Data records

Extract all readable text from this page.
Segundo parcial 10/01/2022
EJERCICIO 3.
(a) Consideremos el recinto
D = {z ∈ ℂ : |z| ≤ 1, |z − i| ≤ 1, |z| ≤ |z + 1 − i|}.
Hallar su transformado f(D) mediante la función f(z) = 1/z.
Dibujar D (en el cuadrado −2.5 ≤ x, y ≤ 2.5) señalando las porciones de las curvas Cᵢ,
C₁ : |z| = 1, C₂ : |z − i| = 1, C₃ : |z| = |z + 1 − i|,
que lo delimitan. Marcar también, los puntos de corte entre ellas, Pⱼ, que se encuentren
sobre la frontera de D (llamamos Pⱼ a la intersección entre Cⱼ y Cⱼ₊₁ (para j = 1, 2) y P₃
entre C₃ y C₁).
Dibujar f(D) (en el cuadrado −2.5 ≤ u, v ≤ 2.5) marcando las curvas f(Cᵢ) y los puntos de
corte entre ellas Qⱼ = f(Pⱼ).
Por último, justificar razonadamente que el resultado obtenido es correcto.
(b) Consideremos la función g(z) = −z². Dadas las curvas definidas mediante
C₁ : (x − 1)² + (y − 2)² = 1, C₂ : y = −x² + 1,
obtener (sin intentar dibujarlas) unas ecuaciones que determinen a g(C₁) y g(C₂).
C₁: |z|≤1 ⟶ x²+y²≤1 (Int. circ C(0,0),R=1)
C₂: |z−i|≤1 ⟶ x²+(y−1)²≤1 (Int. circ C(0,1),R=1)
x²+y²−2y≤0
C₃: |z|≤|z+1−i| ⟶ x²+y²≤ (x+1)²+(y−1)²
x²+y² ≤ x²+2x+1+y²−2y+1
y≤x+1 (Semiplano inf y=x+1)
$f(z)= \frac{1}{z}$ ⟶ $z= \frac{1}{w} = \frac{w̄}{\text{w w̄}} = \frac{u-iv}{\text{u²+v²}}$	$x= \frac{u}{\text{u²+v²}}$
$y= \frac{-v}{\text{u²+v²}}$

DO THIS:
Find each line holding the word "text" and copy it.

RESPONSE TO THE TASK:
Extract all readable text from this page.
$f(z)= \frac{1}{z}$ ⟶ $z= \frac{1}{w} = \frac{w̄}{\text{w w̄}} = \frac{u-iv}{\text{u²+v²}}$	$x= \frac{u}{\text{u²+v²}}$
$y= \frac{-v}{\text{u²+v²}}$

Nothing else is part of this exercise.